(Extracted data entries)
****

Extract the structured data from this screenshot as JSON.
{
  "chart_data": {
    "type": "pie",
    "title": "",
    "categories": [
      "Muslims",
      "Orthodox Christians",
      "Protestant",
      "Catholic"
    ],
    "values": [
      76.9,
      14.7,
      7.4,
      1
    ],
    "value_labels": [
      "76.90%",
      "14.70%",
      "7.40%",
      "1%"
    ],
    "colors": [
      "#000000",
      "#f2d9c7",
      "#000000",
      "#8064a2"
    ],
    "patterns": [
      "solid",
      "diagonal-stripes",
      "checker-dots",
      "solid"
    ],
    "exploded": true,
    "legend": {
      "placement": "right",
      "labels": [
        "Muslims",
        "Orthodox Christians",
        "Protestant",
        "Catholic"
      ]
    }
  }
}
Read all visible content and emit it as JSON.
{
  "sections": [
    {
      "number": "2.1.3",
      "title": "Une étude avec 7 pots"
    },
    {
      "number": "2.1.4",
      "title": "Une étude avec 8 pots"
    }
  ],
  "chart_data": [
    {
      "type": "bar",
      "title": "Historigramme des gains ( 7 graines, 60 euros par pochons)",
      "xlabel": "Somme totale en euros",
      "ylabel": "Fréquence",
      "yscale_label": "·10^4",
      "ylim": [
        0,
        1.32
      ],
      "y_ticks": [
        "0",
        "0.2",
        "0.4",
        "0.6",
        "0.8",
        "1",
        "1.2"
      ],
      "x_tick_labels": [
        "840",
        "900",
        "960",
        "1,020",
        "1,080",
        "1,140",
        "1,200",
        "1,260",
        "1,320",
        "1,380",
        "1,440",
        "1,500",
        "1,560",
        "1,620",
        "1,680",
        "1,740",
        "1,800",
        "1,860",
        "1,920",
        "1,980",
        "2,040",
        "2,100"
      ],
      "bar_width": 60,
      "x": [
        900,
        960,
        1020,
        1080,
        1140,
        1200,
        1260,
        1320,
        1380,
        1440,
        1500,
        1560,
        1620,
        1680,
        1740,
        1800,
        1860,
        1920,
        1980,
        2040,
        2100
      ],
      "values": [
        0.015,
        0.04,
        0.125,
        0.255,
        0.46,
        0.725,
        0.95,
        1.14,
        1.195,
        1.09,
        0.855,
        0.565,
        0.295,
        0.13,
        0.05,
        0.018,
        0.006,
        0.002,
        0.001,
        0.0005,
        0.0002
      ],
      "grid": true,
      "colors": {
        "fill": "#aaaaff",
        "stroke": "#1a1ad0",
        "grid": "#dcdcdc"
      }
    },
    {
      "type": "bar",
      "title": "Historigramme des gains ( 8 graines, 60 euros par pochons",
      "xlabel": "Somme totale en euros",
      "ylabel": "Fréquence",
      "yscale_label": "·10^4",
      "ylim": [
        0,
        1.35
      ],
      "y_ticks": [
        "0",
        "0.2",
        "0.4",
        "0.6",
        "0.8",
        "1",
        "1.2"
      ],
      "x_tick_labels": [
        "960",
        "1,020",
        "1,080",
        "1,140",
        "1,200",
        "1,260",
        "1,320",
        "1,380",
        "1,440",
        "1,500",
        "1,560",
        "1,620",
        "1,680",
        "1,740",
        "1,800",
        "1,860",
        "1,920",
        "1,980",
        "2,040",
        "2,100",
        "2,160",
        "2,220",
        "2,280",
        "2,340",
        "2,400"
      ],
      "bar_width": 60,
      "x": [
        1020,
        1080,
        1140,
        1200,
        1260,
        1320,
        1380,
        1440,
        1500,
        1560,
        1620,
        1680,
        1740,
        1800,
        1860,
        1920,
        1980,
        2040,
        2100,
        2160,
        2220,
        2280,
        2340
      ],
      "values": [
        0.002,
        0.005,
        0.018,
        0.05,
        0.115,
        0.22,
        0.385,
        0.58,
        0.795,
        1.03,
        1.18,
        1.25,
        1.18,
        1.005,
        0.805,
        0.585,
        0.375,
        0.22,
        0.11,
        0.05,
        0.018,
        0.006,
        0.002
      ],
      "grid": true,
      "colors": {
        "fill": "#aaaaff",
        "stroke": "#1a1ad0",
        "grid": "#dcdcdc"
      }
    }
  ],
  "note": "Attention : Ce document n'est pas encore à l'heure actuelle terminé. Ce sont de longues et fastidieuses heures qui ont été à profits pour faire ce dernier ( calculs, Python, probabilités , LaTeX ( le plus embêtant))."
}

****

* Exercise prompt:
Using the material above, print every entry exactly as written.

* Solution for this problem:
Extract the structured data from this screenshot as JSON.
{
  "chart_data": {
    "type": "pie",
    "title": "",
    "categories": [
      "Muslims",
      "Orthodox Christians",
      "Protestant",
      "Catholic"
    ],
    "values": [
      76.9,
      14.7,
      7.4,
      1
    ],
    "value_labels": [
      "76.90%",
      "14.70%",
      "7.40%",
      "1%"
    ],
    "colors": [
      "#000000",
      "#f2d9c7",
      "#000000",
      "#8064a2"
    ],
    "patterns": [
      "solid",
      "diagonal-stripes",
      "checker-dots",
      "solid"
    ],
    "exploded": true,
    "legend": {
      "placement": "right",
      "labels": [
        "Muslims",
        "Orthodox Christians",
        "Protestant",
        "Catholic"
      ]
    }
  }
}
Read all visible content and emit it as JSON.
{
  "sections": [
    {
      "number": "2.1.3",
      "title": "Une étude avec 7 pots"
    },
    {
      "number": "2.1.4",
      "title": "Une étude avec 8 pots"
    }
  ],
  "chart_data": [
    {
      "type": "bar",
      "title": "Historigramme des gains ( 7 graines, 60 euros par pochons)",
      "xlabel": "Somme totale en euros",
      "ylabel": "Fréquence",
      "yscale_label": "·10^4",
      "ylim": [
        0,
        1.32
      ],
      "y_ticks": [
        "0",
        "0.2",
        "0.4",
        "0.6",
        "0.8",
        "1",
        "1.2"
      ],
      "x_tick_labels": [
        "840",
        "900",
        "960",
        "1,020",
        "1,080",
        "1,140",
        "1,200",
        "1,260",
        "1,320",
        "1,380",
        "1,440",
        "1,500",
        "1,560",
        "1,620",
        "1,680",
        "1,740",
        "1,800",
        "1,860",
        "1,920",
        "1,980",
        "2,040",
        "2,100"
      ],
      "bar_width": 60,
      "x": [
        900,
        960,
        1020,
        1080,
        1140,
        1200,
        1260,
        1320,
        1380,
        1440,
        1500,
        1560,
        1620,
        1680,
        1740,
        1800,
        1860,
        1920,
        1980,
        2040,
        2100
      ],
      "values": [
        0.015,
        0.04,
        0.125,
        0.255,
        0.46,
        0.725,
        0.95,
        1.14,
        1.195,
        1.09,
        0.855,
        0.565,
        0.295,
        0.13,
        0.05,
        0.018,
        0.006,
        0.002,
        0.001,
        0.0005,
        0.0002
      ],
      "grid": true,
      "colors": {
        "fill": "#aaaaff",
        "stroke": "#1a1ad0",
        "grid": "#dcdcdc"
      }
    },
    {
      "type": "bar",
      "title": "Historigramme des gains ( 8 graines, 60 euros par pochons",
      "xlabel": "Somme totale en euros",
      "ylabel": "Fréquence",
      "yscale_label": "·10^4",
      "ylim": [
        0,
        1.35
      ],
      "y_ticks": [
        "0",
        "0.2",
        "0.4",
        "0.6",
        "0.8",
        "1",
        "1.2"
      ],
      "x_tick_labels": [
        "960",
        "1,020",
        "1,080",
        "1,140",
        "1,200",
        "1,260",
        "1,320",
        "1,380",
        "1,440",
        "1,500",
        "1,560",
        "1,620",
        "1,680",
        "1,740",
        "1,800",
        "1,860",
        "1,920",
        "1,980",
        "2,040",
        "2,100",
        "2,160",
        "2,220",
        "2,280",
        "2,340",
        "2,400"
      ],
      "bar_width": 60,
      "x": [
        1020,
        1080,
        1140,
        1200,
        1260,
        1320,
        1380,
        1440,
        1500,
        1560,
        1620,
        1680,
        1740,
        1800,
        1860,
        1920,
        1980,
        2040,
        2100,
        2160,
        2220,
        2280,
        2340
      ],
      "values": [
        0.002,
        0.005,
        0.018,
        0.05,
        0.115,
        0.22,
        0.385,
        0.58,
        0.795,
        1.03,
        1.18,
        1.25,
        1.18,
        1.005,
        0.805,
        0.585,
        0.375,
        0.22,
        0.11,
        0.05,
        0.018,
        0.006,
        0.002
      ],
      "grid": true,
      "colors": {
        "fill": "#aaaaff",
        "stroke": "#1a1ad0",
        "grid": "#dcdcdc"
      }
    }
  ],
  "note": "Attention : Ce document n'est pas encore à l'heure actuelle terminé. Ce sont de longues et fastidieuses heures qui ont été à profits pour faire ce dernier ( calculs, Python, probabilités , LaTeX ( le plus embêtant))."
}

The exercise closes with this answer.